**Information shown:**
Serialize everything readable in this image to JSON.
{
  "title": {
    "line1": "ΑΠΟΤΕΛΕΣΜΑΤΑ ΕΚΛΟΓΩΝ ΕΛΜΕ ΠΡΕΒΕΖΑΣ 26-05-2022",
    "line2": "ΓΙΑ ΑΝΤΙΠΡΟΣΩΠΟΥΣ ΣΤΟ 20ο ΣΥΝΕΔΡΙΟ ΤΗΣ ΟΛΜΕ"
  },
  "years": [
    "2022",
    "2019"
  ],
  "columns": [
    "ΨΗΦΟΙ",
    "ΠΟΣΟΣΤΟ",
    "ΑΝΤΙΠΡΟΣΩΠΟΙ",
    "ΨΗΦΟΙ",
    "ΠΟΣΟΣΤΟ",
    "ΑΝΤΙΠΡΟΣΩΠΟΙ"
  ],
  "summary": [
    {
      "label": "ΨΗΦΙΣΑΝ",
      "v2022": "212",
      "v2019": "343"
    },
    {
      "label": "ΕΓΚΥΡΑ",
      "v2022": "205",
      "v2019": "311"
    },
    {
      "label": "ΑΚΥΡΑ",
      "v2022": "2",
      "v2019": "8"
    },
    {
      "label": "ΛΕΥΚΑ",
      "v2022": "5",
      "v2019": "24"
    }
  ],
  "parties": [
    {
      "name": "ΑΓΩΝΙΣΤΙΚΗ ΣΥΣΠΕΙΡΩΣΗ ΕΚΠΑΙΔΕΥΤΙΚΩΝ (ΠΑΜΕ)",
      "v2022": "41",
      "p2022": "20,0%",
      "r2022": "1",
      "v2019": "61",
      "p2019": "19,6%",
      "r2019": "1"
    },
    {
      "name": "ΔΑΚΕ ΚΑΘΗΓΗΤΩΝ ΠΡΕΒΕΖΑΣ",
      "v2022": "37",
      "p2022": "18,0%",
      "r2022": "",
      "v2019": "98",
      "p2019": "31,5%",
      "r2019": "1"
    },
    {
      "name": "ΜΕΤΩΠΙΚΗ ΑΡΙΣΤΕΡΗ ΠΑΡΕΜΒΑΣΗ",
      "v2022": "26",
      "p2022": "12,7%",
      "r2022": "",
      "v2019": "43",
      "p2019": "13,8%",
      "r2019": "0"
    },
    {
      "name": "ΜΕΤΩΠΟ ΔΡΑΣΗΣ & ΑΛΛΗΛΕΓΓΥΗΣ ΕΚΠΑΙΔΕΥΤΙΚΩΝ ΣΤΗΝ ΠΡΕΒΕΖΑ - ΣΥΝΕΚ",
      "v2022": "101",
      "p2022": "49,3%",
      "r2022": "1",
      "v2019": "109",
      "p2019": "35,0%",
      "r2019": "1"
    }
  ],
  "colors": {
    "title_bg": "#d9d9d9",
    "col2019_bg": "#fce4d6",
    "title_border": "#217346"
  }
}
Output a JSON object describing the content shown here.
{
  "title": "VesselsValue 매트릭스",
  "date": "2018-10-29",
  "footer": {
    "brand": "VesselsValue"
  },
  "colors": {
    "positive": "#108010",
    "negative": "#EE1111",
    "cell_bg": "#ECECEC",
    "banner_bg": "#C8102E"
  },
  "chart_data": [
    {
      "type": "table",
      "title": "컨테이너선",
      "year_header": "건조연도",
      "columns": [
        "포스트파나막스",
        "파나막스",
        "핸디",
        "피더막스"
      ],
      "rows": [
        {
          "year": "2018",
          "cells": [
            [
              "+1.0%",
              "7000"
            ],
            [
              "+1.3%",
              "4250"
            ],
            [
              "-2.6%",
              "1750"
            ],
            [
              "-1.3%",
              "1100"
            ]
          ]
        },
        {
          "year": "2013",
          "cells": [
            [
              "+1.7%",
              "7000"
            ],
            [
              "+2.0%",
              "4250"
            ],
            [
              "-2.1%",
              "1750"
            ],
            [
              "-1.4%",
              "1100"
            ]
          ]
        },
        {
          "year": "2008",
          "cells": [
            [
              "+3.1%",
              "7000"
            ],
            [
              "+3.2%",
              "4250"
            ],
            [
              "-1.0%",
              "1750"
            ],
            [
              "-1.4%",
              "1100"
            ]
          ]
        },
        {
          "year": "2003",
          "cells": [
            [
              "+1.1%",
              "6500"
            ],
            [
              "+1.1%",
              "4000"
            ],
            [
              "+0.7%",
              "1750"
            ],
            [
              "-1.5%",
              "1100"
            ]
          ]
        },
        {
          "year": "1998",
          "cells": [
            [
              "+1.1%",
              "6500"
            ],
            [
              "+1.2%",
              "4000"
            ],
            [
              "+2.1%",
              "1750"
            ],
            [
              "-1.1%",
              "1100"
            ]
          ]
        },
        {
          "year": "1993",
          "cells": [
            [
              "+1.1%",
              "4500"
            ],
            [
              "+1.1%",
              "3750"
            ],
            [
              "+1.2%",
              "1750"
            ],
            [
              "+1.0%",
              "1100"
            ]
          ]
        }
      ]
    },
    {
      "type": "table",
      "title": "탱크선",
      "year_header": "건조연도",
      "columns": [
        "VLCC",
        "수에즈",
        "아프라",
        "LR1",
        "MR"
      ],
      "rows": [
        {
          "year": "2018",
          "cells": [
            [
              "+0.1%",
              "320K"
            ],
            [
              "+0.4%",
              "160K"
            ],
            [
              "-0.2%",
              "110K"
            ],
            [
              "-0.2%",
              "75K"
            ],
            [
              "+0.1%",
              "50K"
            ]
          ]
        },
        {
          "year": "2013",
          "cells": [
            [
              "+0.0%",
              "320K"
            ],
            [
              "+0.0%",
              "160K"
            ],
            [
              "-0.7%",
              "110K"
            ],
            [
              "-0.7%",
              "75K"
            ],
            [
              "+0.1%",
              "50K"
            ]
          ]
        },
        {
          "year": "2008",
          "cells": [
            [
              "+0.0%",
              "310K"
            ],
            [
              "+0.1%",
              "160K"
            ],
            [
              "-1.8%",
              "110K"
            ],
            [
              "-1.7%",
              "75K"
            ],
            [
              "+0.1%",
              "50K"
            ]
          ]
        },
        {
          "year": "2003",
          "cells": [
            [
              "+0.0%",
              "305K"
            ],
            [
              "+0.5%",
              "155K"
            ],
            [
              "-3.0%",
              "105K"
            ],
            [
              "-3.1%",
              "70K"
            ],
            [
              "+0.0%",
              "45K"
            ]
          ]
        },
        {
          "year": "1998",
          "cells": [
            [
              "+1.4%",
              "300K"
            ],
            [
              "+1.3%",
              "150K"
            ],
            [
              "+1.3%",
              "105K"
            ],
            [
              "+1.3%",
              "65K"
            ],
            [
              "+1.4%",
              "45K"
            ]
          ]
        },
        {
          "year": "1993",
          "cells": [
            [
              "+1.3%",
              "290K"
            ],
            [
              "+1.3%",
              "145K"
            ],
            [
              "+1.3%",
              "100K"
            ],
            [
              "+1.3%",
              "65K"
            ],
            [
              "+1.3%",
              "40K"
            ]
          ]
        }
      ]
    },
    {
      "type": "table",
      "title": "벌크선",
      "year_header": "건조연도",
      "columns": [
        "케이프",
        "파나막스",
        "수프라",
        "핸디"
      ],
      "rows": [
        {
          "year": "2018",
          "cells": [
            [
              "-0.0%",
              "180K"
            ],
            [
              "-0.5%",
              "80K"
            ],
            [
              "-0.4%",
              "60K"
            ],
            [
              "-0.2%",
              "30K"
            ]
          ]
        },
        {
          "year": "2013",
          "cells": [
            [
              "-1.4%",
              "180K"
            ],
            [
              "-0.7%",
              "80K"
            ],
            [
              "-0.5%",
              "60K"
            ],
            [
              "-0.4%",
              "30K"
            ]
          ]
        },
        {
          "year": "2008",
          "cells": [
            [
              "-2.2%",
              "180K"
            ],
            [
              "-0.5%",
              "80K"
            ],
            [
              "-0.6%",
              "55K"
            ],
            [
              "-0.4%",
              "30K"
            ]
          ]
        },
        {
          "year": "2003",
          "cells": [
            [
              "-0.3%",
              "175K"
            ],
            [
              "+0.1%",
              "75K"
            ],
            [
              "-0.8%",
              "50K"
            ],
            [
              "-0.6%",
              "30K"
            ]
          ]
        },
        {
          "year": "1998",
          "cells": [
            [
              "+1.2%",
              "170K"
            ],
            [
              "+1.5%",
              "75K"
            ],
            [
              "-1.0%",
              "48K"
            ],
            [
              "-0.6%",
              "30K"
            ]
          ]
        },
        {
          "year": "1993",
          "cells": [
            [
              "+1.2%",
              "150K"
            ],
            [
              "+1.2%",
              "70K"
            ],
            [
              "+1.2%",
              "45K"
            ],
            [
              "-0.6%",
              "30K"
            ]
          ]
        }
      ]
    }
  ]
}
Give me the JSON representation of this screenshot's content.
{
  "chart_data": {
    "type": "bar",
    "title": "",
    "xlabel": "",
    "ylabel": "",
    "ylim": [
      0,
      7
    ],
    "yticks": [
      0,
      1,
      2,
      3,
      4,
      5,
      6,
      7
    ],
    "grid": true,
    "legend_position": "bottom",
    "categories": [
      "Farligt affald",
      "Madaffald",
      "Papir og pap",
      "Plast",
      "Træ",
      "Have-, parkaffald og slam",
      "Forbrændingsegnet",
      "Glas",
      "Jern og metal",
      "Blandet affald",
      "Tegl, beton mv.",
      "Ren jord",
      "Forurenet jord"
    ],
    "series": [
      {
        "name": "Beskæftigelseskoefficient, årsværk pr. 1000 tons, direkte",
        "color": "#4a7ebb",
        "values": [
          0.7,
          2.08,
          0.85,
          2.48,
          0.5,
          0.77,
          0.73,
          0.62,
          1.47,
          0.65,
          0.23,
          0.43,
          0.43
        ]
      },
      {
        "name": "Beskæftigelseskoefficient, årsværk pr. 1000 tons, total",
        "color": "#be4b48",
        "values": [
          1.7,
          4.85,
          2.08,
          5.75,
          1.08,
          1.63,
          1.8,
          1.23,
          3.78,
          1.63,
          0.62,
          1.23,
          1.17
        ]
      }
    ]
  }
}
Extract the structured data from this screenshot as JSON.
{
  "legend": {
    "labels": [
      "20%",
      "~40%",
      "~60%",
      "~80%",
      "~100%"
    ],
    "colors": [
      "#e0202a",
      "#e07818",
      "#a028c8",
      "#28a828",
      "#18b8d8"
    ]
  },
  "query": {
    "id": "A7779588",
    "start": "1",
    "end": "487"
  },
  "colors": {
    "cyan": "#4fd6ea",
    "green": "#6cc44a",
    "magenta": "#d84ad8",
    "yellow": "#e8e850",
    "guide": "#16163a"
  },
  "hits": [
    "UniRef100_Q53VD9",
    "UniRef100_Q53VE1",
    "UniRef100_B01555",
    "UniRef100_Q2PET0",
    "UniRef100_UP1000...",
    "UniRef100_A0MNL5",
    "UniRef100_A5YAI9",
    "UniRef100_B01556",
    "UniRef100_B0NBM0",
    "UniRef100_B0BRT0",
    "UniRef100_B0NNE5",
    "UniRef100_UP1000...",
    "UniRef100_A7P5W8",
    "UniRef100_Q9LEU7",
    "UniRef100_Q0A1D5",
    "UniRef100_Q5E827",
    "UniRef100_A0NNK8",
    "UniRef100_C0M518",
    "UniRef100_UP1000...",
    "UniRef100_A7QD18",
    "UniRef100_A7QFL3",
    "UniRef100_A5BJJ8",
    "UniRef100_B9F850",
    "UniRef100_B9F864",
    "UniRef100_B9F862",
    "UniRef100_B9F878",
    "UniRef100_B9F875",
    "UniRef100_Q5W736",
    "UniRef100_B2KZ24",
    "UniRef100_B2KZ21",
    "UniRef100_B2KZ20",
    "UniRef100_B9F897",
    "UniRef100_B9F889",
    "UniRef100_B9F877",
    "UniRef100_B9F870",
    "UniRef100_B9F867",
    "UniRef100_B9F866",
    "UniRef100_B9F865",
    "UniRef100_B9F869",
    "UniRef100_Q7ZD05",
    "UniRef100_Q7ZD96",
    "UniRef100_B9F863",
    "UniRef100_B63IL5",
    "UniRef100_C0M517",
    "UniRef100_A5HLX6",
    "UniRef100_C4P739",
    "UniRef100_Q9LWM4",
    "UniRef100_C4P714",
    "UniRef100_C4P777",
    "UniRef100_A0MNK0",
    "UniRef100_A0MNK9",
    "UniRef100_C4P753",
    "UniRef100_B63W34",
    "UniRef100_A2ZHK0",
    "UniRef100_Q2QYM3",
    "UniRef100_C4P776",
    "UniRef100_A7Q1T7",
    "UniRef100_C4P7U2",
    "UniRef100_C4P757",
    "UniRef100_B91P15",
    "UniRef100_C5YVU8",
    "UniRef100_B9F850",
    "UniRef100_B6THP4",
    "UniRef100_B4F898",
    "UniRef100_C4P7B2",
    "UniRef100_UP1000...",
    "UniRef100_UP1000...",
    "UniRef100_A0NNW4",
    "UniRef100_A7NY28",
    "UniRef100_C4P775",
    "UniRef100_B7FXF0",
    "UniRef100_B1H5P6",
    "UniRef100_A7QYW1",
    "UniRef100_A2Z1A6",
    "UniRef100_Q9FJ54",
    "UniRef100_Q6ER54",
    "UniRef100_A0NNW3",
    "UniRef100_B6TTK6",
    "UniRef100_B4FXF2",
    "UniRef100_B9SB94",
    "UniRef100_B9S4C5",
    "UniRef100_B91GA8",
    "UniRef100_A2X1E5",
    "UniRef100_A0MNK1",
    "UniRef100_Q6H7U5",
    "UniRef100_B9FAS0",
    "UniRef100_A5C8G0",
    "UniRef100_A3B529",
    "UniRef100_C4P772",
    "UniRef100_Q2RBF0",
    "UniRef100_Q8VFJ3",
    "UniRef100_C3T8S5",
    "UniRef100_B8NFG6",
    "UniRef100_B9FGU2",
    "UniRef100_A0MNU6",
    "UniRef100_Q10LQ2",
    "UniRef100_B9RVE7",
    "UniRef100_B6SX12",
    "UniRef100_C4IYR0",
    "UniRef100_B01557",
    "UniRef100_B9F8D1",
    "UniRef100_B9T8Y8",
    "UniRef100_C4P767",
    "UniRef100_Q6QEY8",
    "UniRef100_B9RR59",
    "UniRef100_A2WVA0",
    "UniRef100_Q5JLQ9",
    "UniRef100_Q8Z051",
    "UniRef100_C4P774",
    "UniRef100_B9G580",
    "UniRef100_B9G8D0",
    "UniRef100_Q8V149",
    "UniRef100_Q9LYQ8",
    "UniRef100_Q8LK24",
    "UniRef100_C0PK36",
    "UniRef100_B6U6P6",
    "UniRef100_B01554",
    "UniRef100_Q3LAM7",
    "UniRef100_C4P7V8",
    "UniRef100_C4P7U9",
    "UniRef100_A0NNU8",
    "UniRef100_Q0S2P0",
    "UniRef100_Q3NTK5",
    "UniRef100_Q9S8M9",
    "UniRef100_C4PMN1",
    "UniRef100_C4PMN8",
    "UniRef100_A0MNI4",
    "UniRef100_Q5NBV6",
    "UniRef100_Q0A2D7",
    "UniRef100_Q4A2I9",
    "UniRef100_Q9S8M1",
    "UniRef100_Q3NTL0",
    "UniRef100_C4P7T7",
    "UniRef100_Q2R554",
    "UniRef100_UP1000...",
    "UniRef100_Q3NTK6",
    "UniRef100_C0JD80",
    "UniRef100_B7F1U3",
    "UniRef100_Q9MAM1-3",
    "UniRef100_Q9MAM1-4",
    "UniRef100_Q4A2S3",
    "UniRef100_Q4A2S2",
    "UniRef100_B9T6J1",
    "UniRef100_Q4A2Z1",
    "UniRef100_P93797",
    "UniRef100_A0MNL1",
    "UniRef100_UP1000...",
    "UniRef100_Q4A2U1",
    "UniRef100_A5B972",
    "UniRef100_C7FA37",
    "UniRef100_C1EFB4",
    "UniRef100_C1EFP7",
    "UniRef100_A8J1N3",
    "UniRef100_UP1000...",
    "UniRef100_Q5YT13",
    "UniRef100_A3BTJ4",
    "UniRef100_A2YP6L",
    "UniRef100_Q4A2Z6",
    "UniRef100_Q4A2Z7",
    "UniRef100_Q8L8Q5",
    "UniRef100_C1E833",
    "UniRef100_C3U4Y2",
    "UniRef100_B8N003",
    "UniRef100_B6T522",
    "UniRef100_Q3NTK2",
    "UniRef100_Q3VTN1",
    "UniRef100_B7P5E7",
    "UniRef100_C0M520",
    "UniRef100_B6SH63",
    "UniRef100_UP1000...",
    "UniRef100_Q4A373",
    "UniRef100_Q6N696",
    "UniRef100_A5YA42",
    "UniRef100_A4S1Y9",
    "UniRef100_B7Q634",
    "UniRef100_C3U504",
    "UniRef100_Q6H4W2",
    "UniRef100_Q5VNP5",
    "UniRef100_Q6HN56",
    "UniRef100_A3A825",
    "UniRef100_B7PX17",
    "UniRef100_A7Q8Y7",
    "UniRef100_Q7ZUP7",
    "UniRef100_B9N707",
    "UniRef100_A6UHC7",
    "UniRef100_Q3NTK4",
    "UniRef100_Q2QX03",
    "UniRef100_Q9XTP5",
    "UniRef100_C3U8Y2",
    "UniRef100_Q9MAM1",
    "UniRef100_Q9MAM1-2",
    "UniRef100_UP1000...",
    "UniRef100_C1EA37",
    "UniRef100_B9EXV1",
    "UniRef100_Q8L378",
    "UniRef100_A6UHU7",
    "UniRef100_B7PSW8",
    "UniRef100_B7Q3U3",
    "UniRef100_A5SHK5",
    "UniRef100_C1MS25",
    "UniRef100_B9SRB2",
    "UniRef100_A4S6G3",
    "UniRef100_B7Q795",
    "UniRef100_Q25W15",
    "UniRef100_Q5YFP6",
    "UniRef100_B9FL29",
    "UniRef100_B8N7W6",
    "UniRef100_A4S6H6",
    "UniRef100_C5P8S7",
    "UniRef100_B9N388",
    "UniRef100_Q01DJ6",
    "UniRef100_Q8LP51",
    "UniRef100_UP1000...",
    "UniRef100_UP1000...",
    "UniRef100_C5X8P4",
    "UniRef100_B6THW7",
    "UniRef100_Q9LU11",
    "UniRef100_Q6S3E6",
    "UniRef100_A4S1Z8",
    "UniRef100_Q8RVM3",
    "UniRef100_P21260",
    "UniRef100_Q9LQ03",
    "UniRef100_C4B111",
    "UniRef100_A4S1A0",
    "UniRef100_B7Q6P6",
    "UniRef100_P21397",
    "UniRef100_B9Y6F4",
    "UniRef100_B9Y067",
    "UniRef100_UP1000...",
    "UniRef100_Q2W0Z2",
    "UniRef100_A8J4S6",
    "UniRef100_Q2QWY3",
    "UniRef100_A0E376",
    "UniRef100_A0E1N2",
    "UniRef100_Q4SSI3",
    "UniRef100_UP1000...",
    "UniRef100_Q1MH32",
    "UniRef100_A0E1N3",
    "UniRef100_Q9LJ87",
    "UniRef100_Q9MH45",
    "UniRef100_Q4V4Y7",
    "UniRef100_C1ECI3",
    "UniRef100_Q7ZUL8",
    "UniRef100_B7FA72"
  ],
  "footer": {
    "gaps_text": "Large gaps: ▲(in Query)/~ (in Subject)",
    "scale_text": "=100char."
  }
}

**Required task:** Search the entries for the string "tons" and collect each line that has it.

**Answer for this exercise:**
        "name": "Beskæftigelseskoefficient, årsværk pr. 1000 tons, direkte",
        "name": "Beskæftigelseskoefficient, årsværk pr. 1000 tons, total",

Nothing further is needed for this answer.